::: DATASET :::

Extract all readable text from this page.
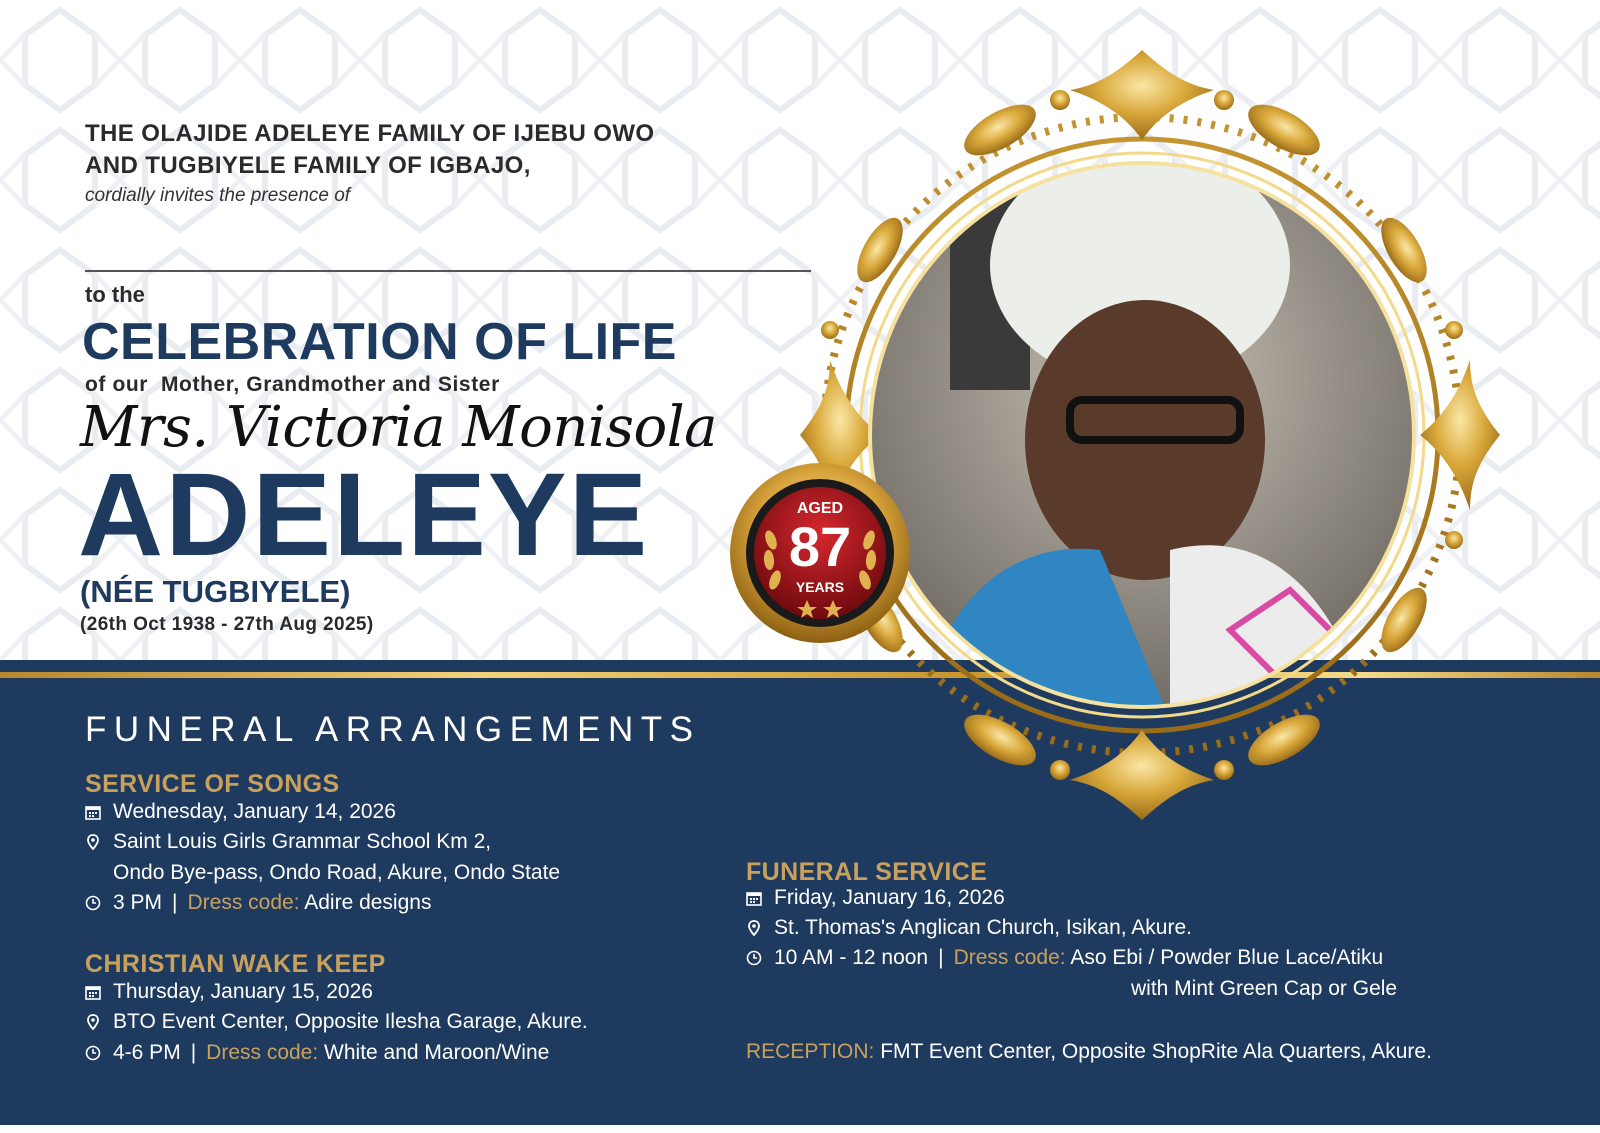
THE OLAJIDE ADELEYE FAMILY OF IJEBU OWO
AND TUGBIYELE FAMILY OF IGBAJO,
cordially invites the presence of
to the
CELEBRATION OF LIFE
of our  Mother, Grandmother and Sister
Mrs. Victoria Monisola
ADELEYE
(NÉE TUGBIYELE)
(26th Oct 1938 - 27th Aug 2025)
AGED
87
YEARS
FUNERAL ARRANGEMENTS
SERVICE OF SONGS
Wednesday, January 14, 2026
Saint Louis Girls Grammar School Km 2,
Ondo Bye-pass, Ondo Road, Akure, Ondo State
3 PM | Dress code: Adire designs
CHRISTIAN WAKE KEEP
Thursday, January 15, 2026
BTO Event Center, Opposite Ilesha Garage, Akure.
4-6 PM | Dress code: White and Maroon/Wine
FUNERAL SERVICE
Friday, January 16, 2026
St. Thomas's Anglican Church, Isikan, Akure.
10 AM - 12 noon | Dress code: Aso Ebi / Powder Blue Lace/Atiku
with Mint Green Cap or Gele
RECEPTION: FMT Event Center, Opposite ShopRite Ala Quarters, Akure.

:::
::: DATASET :::

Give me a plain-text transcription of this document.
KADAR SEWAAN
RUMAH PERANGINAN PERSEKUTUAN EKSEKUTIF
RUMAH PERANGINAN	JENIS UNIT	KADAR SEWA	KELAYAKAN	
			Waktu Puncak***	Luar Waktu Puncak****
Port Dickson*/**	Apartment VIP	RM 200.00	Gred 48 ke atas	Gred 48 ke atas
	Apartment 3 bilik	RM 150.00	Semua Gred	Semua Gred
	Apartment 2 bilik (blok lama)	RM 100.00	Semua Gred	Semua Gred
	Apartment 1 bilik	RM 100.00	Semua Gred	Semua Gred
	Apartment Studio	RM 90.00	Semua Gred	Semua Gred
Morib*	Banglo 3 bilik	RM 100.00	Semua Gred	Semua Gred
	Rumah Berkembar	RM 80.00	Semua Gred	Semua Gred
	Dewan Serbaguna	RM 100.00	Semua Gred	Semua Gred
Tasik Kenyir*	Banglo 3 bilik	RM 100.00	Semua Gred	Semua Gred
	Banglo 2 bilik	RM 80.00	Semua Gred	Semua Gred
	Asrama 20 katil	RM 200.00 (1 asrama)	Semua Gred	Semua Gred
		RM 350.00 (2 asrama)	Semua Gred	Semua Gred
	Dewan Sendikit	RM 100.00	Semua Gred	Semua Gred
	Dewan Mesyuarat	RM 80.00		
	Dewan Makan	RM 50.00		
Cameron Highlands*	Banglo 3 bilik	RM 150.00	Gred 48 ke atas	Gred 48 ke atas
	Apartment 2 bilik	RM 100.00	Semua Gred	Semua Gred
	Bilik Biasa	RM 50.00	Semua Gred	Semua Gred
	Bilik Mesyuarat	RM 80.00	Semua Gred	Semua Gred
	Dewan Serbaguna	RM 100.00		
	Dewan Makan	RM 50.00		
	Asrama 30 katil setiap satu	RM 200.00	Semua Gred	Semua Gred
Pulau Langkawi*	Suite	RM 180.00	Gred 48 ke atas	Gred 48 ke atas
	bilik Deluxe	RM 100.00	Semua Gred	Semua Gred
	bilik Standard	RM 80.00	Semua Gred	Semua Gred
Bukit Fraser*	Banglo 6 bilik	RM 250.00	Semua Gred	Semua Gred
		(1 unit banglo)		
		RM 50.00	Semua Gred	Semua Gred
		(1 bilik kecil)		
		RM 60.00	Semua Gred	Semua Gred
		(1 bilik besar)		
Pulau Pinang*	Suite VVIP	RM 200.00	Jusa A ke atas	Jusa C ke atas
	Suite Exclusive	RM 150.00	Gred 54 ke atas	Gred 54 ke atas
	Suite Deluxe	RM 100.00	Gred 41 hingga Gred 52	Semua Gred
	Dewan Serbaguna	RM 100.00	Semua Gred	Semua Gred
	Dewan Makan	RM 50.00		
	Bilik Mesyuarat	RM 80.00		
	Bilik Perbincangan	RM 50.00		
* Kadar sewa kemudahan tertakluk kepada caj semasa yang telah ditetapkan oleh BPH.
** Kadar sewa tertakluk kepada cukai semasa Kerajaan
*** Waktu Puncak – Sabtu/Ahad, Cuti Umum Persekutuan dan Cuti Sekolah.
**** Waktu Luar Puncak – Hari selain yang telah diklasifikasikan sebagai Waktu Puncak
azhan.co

:::

__GIVEN INSTRUCTION__
Using the records given above, list every line that includes the word "Deluxe".

__ANSWER TO THIS PROBLEM__
	bilik Deluxe	RM 100.00	Semua Gred	Semua Gred
	Suite Deluxe	RM 100.00	Gred 41 hingga Gred 52	Semua Gred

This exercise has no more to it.